Copy every line of the items below word for word, leaving out the pictures.

§ **Records of elements and coordinates**
# # #

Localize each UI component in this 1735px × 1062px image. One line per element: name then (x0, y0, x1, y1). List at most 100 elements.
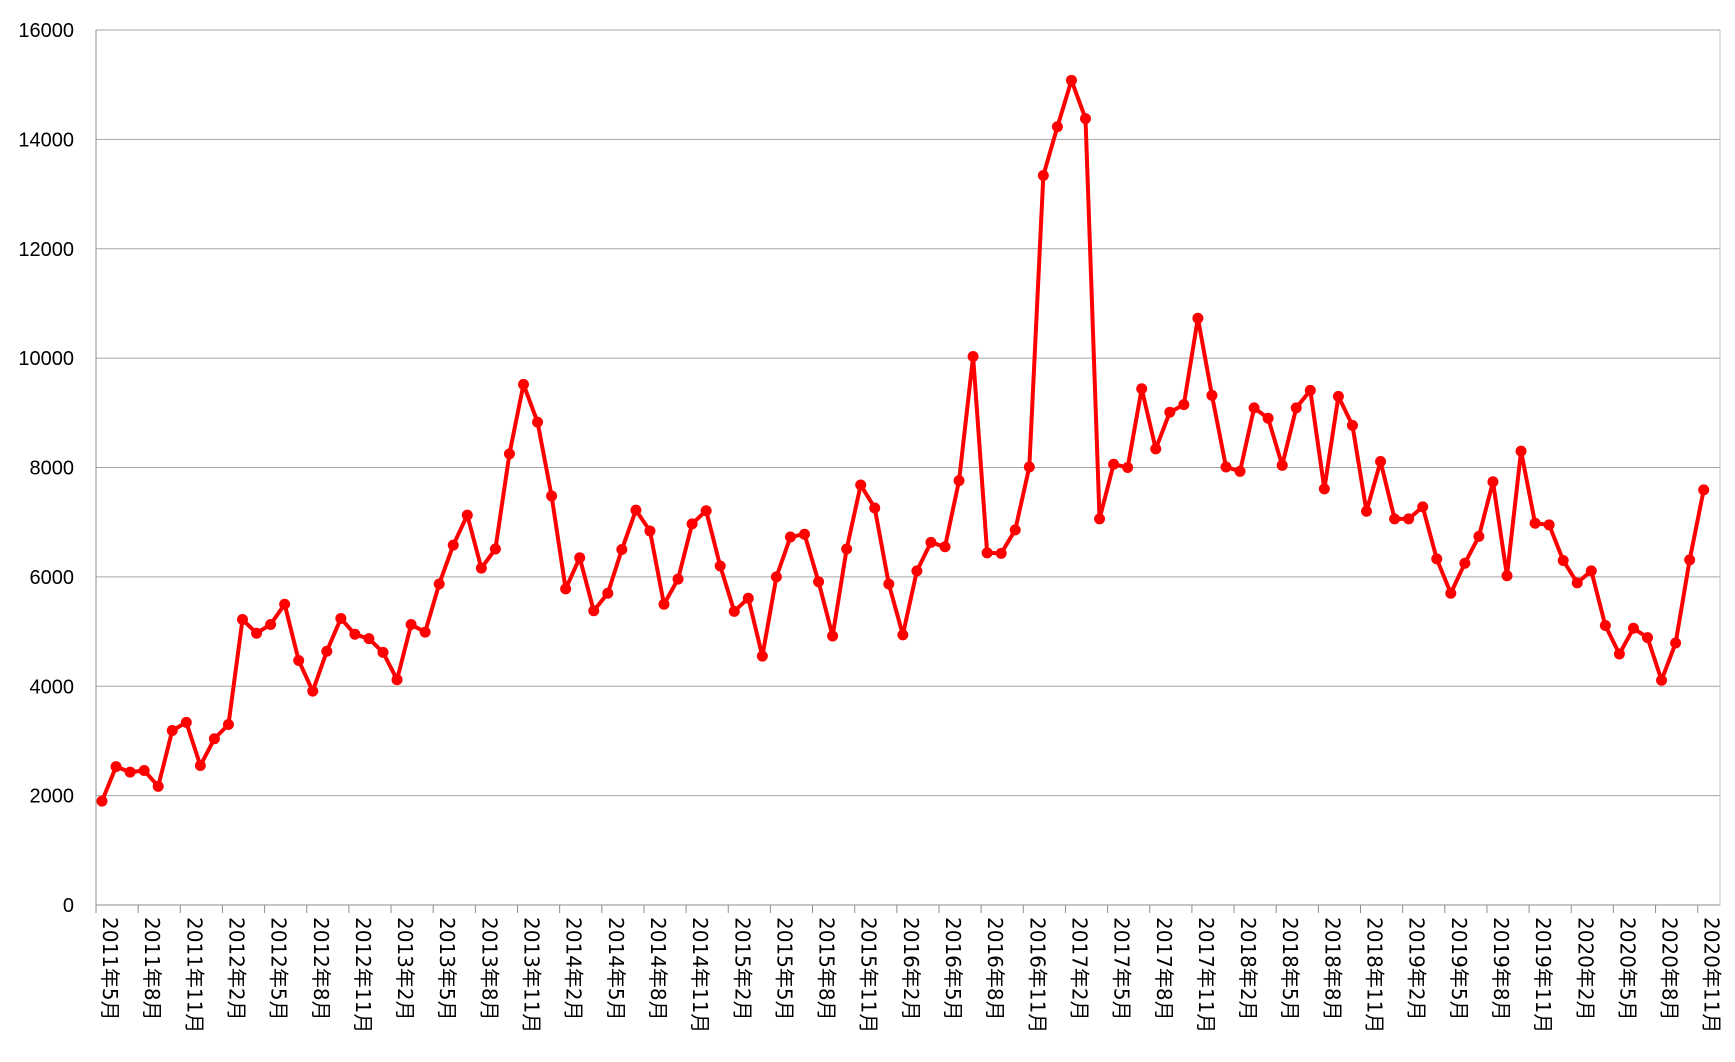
data-point (461, 509, 473, 521)
data-point (1599, 620, 1611, 632)
data-point (1136, 383, 1148, 395)
data-point (1009, 524, 1021, 536)
series-line (100, 78, 1706, 804)
data-point (138, 764, 150, 776)
data-point (1080, 113, 1091, 125)
x-tick-label: 2015年5月 (772, 917, 796, 1021)
x-tick-label: 2018年11月 (1363, 917, 1387, 1033)
data-point (630, 504, 642, 516)
data-point (265, 618, 277, 630)
data-point (700, 505, 712, 517)
y-tick-label: 14000 (18, 129, 74, 151)
data-point (405, 618, 417, 630)
x-tick-label: 2014年5月 (604, 917, 628, 1021)
x-tick-label: 2020年11月 (1700, 917, 1724, 1033)
x-tick-label: 2015年2月 (730, 917, 754, 1021)
data-point (1543, 519, 1555, 531)
data-point (967, 350, 979, 362)
x-tick-label: 2012年8月 (309, 917, 333, 1021)
data-point (1234, 465, 1246, 477)
data-point (714, 560, 726, 572)
axes (95, 30, 1721, 906)
x-tick-label: 2017年2月 (1067, 917, 1091, 1021)
data-point (546, 490, 558, 502)
x-tick-label: 2017年8月 (1152, 917, 1176, 1021)
data-point (1262, 412, 1274, 424)
data-point (222, 719, 234, 731)
data-point (1684, 554, 1696, 566)
y-tick-label: 10000 (18, 348, 74, 370)
data-point (489, 543, 501, 555)
x-tick-label: 2017年11月 (1194, 917, 1218, 1033)
x-tick-label: 2012年11月 (351, 917, 375, 1033)
x-tick-label: 2015年11月 (857, 917, 881, 1033)
gridlines (96, 29, 1720, 797)
x-tick-label: 2011年8月 (140, 917, 164, 1021)
data-point (1613, 648, 1625, 660)
data-point (1094, 513, 1106, 525)
data-point (1206, 389, 1218, 401)
data-point (1318, 483, 1330, 495)
data-point (419, 626, 431, 638)
data-point (503, 448, 515, 460)
data-point (897, 629, 909, 641)
x-tick-label: 2014年11月 (688, 917, 712, 1033)
data-point (1389, 513, 1401, 525)
data-point (391, 674, 403, 686)
data-point (770, 571, 782, 583)
data-point (532, 416, 544, 428)
data-point (433, 578, 445, 590)
data-point (110, 761, 122, 773)
data-point (1431, 553, 1443, 565)
data-point (1361, 505, 1372, 517)
x-tick-label: 2013年5月 (435, 917, 459, 1021)
x-tick-label: 2011年11月 (182, 917, 206, 1033)
data-point (1515, 445, 1527, 457)
data-point (96, 795, 108, 807)
data-point (981, 547, 993, 559)
data-point (1164, 406, 1176, 418)
data-point (1642, 632, 1653, 644)
data-point (1375, 455, 1387, 467)
x-tick-label: 2016年2月 (899, 917, 923, 1021)
x-tick-label: 2020年8月 (1658, 917, 1682, 1021)
x-tick-label: 2013年8月 (477, 917, 501, 1021)
x-tick-label: 2019年2月 (1405, 917, 1429, 1021)
data-point (995, 547, 1007, 559)
data-point (1108, 458, 1120, 470)
data-point (728, 605, 740, 617)
x-tick-label: 2018年2月 (1236, 917, 1260, 1021)
data-point (574, 552, 586, 564)
data-point (616, 544, 628, 556)
data-point (855, 479, 867, 491)
data-point (1529, 517, 1541, 529)
x-tick-label: 2012年5月 (267, 917, 291, 1021)
y-tick-label: 6000 (30, 567, 75, 589)
data-point (1417, 501, 1429, 513)
data-point (1557, 554, 1569, 566)
data-point (1276, 459, 1288, 471)
data-point (166, 725, 178, 737)
y-tick-label: 16000 (18, 20, 74, 42)
data-point (251, 627, 263, 639)
data-point (518, 378, 529, 390)
y-tick-label: 2000 (30, 786, 75, 808)
data-point (756, 650, 768, 662)
y-tick-label: 12000 (18, 239, 74, 261)
data-point (377, 646, 389, 658)
data-point (237, 614, 248, 626)
data-point (841, 543, 853, 555)
data-point (293, 655, 305, 667)
data-point (1459, 557, 1471, 569)
data-point (1698, 484, 1710, 496)
data-point (1501, 570, 1513, 582)
data-point (939, 541, 951, 553)
x-tick-label: 2014年2月 (562, 917, 586, 1021)
data-point (953, 475, 965, 487)
x-tick-label: 2014年8月 (646, 917, 670, 1021)
x-tick-label: 2019年11月 (1531, 917, 1555, 1033)
data-point (1150, 443, 1162, 455)
x-tick-label: 2020年2月 (1573, 917, 1597, 1021)
x-axis-tick-labels: 2011年5月 2011年8月 2011年11月 2012年2月 2012年5月 2012… (95, 905, 1724, 1033)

# # #

§ **Right answer**
Localize each UI component in this 1735px × 1062px image. One line per element: name then (x0, y0, x1, y1). List at most 100 elements.
data-point (461, 509, 473, 521)
data-point (1599, 620, 1611, 632)
data-point (1136, 383, 1148, 395)
data-point (1009, 524, 1021, 536)
series-line (100, 78, 1706, 804)
data-point (138, 764, 150, 776)
data-point (1080, 113, 1091, 125)
x-tick-label: 2015年5月 (772, 917, 796, 1021)
x-tick-label: 2018年11月 (1363, 917, 1387, 1033)
data-point (630, 504, 642, 516)
data-point (265, 618, 277, 630)
data-point (700, 505, 712, 517)
y-tick-label: 14000 (18, 129, 74, 151)
data-point (405, 618, 417, 630)
x-tick-label: 2014年5月 (604, 917, 628, 1021)
x-tick-label: 2020年11月 (1700, 917, 1724, 1033)
x-tick-label: 2015年2月 (730, 917, 754, 1021)
data-point (1543, 519, 1555, 531)
data-point (967, 350, 979, 362)
x-tick-label: 2012年8月 (309, 917, 333, 1021)
data-point (1234, 465, 1246, 477)
data-point (714, 560, 726, 572)
axes (95, 30, 1721, 906)
x-tick-label: 2017年2月 (1067, 917, 1091, 1021)
data-point (546, 490, 558, 502)
x-tick-label: 2017年8月 (1152, 917, 1176, 1021)
data-point (1262, 412, 1274, 424)
data-point (222, 719, 234, 731)
data-point (1684, 554, 1696, 566)
y-tick-label: 10000 (18, 348, 74, 370)
data-point (489, 543, 501, 555)
x-tick-label: 2017年11月 (1194, 917, 1218, 1033)
x-tick-label: 2012年11月 (351, 917, 375, 1033)
x-tick-label: 2015年11月 (857, 917, 881, 1033)
gridlines (96, 29, 1720, 797)
x-tick-label: 2011年8月 (140, 917, 164, 1021)
data-point (1613, 648, 1625, 660)
data-point (1094, 513, 1106, 525)
data-point (1206, 389, 1218, 401)
data-point (1318, 483, 1330, 495)
data-point (419, 626, 431, 638)
data-point (503, 448, 515, 460)
data-point (897, 629, 909, 641)
x-tick-label: 2014年11月 (688, 917, 712, 1033)
data-point (1389, 513, 1401, 525)
data-point (391, 674, 403, 686)
data-point (770, 571, 782, 583)
data-point (532, 416, 544, 428)
data-point (433, 578, 445, 590)
data-point (110, 761, 122, 773)
data-point (1431, 553, 1443, 565)
data-point (1361, 505, 1372, 517)
x-tick-label: 2013年5月 (435, 917, 459, 1021)
x-tick-label: 2011年11月 (182, 917, 206, 1033)
data-point (1515, 445, 1527, 457)
data-point (96, 795, 108, 807)
data-point (981, 547, 993, 559)
data-point (1164, 406, 1176, 418)
data-point (1642, 632, 1653, 644)
data-point (1375, 455, 1387, 467)
x-tick-label: 2016年2月 (899, 917, 923, 1021)
x-tick-label: 2020年8月 (1658, 917, 1682, 1021)
x-tick-label: 2013年8月 (477, 917, 501, 1021)
x-tick-label: 2019年2月 (1405, 917, 1429, 1021)
data-point (995, 547, 1007, 559)
data-point (1108, 458, 1120, 470)
data-point (728, 605, 740, 617)
x-tick-label: 2018年2月 (1236, 917, 1260, 1021)
data-point (574, 552, 586, 564)
data-point (616, 544, 628, 556)
data-point (855, 479, 867, 491)
data-point (1529, 517, 1541, 529)
x-tick-label: 2012年5月 (267, 917, 291, 1021)
y-tick-label: 6000 (30, 567, 75, 589)
data-point (1417, 501, 1429, 513)
data-point (1557, 554, 1569, 566)
data-point (1276, 459, 1288, 471)
data-point (166, 725, 178, 737)
y-tick-label: 16000 (18, 20, 74, 42)
data-point (251, 627, 263, 639)
data-point (518, 378, 529, 390)
y-tick-label: 2000 (30, 786, 75, 808)
data-point (756, 650, 768, 662)
y-tick-label: 12000 (18, 239, 74, 261)
data-point (377, 646, 389, 658)
data-point (237, 614, 248, 626)
data-point (841, 543, 853, 555)
data-point (293, 655, 305, 667)
data-point (1459, 557, 1471, 569)
data-point (1698, 484, 1710, 496)
data-point (1501, 570, 1513, 582)
data-point (939, 541, 951, 553)
x-tick-label: 2014年2月 (562, 917, 586, 1021)
data-point (953, 475, 965, 487)
x-tick-label: 2014年8月 (646, 917, 670, 1021)
x-tick-label: 2019年11月 (1531, 917, 1555, 1033)
data-point (1150, 443, 1162, 455)
x-tick-label: 2020年2月 (1573, 917, 1597, 1021)
x-axis-tick-labels: 2011年5月 2011年8月 2011年11月 2012年2月 2012年5月 2012… (95, 905, 1724, 1033)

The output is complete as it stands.